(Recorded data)
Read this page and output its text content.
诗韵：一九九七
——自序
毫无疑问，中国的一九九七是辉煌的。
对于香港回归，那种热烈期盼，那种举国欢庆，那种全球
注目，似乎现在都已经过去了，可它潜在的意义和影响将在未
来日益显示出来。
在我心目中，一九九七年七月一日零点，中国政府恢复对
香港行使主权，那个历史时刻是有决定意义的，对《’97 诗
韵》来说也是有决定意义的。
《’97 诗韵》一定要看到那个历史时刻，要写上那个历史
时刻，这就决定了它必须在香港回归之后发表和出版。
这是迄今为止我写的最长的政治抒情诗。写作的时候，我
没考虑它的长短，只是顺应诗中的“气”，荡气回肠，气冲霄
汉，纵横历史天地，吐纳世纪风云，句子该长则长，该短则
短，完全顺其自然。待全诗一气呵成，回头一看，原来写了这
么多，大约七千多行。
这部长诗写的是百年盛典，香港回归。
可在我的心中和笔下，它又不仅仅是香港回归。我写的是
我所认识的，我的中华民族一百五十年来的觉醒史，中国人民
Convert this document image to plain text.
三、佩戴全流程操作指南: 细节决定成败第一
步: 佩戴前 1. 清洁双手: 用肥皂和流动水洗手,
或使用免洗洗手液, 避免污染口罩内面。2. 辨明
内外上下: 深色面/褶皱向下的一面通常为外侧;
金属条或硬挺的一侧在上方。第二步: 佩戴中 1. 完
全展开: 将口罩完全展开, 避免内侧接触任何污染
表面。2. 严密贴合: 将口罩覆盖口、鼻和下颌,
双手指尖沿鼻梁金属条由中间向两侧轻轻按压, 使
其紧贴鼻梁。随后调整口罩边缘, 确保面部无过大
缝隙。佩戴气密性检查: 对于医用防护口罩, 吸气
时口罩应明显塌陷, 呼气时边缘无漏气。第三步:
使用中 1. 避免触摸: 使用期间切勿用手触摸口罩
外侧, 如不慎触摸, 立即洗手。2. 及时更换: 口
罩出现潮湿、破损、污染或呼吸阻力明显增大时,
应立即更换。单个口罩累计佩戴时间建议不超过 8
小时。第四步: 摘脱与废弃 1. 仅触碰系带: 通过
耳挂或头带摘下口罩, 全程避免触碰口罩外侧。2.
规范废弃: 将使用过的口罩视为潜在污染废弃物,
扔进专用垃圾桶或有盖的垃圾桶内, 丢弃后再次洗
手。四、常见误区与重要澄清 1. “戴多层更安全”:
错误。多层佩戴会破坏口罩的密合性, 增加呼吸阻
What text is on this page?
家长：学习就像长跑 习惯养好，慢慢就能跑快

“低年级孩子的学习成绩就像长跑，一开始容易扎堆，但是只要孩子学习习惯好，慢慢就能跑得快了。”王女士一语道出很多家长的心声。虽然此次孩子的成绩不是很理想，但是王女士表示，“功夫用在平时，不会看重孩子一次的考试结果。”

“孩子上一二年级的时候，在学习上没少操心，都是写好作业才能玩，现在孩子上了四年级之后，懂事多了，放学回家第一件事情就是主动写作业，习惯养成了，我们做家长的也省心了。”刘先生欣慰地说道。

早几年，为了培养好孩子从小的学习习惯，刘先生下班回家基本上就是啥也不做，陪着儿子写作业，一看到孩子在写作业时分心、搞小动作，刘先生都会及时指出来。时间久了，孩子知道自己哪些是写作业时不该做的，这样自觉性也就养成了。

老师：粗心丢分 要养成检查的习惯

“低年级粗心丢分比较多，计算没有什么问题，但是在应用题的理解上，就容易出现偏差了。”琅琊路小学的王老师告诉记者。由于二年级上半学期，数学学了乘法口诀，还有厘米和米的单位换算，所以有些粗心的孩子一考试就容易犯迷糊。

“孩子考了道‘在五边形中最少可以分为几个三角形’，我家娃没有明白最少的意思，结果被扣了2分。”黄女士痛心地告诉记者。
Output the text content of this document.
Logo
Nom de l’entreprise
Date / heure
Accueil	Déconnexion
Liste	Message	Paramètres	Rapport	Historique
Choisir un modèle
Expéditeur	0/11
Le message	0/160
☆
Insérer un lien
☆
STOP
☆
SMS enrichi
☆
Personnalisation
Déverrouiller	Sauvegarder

=== REQUIRED WORK ===
Only a number is wanted: how many lines contain "text"?

=== ANSWER TO THE EXERCISE ===
4